*What this task involves*: Return the records that follow, matching each one exactly.

[START OF Given data]

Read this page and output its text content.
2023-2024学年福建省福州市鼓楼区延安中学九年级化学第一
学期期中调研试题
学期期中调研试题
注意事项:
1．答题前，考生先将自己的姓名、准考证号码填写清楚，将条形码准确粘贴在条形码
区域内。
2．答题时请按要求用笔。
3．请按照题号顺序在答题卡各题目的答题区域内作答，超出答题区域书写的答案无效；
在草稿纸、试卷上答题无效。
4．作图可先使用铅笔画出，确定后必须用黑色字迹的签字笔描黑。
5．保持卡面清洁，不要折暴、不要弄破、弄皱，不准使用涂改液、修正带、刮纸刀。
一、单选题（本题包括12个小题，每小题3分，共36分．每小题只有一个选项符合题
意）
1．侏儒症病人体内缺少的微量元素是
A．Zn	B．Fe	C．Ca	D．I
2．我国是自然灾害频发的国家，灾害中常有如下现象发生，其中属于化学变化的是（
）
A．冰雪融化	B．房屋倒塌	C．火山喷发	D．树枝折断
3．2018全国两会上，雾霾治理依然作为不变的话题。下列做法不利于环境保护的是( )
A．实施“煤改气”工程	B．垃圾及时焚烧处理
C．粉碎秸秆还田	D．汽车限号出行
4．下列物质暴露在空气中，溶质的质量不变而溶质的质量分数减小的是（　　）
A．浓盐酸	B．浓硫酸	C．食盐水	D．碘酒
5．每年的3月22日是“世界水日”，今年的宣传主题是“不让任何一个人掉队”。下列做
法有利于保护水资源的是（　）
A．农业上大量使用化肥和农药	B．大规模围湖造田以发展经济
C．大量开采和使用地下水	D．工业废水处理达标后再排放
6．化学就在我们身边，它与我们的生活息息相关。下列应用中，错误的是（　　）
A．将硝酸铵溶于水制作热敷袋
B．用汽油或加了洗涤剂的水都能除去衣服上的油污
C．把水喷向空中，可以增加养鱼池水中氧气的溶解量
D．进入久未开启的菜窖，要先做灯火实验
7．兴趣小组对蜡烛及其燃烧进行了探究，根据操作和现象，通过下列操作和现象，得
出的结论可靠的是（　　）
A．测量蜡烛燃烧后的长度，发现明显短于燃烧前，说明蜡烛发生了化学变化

[END OF Given data]

*The completed task*:
Read this page and output its text content.
2023-2024学年福建省福州市鼓楼区延安中学九年级化学第一
学期期中调研试题
学期期中调研试题
注意事项:
1．答题前，考生先将自己的姓名、准考证号码填写清楚，将条形码准确粘贴在条形码
区域内。
2．答题时请按要求用笔。
3．请按照题号顺序在答题卡各题目的答题区域内作答，超出答题区域书写的答案无效；
在草稿纸、试卷上答题无效。
4．作图可先使用铅笔画出，确定后必须用黑色字迹的签字笔描黑。
5．保持卡面清洁，不要折暴、不要弄破、弄皱，不准使用涂改液、修正带、刮纸刀。
一、单选题（本题包括12个小题，每小题3分，共36分．每小题只有一个选项符合题
意）
1．侏儒症病人体内缺少的微量元素是
A．Zn	B．Fe	C．Ca	D．I
2．我国是自然灾害频发的国家，灾害中常有如下现象发生，其中属于化学变化的是（
）
A．冰雪融化	B．房屋倒塌	C．火山喷发	D．树枝折断
3．2018全国两会上，雾霾治理依然作为不变的话题。下列做法不利于环境保护的是( )
A．实施“煤改气”工程	B．垃圾及时焚烧处理
C．粉碎秸秆还田	D．汽车限号出行
4．下列物质暴露在空气中，溶质的质量不变而溶质的质量分数减小的是（　　）
A．浓盐酸	B．浓硫酸	C．食盐水	D．碘酒
5．每年的3月22日是“世界水日”，今年的宣传主题是“不让任何一个人掉队”。下列做
法有利于保护水资源的是（　）
A．农业上大量使用化肥和农药	B．大规模围湖造田以发展经济
C．大量开采和使用地下水	D．工业废水处理达标后再排放
6．化学就在我们身边，它与我们的生活息息相关。下列应用中，错误的是（　　）
A．将硝酸铵溶于水制作热敷袋
B．用汽油或加了洗涤剂的水都能除去衣服上的油污
C．把水喷向空中，可以增加养鱼池水中氧气的溶解量
D．进入久未开启的菜窖，要先做灯火实验
7．兴趣小组对蜡烛及其燃烧进行了探究，根据操作和现象，通过下列操作和现象，得
出的结论可靠的是（　　）
A．测量蜡烛燃烧后的长度，发现明显短于燃烧前，说明蜡烛发生了化学变化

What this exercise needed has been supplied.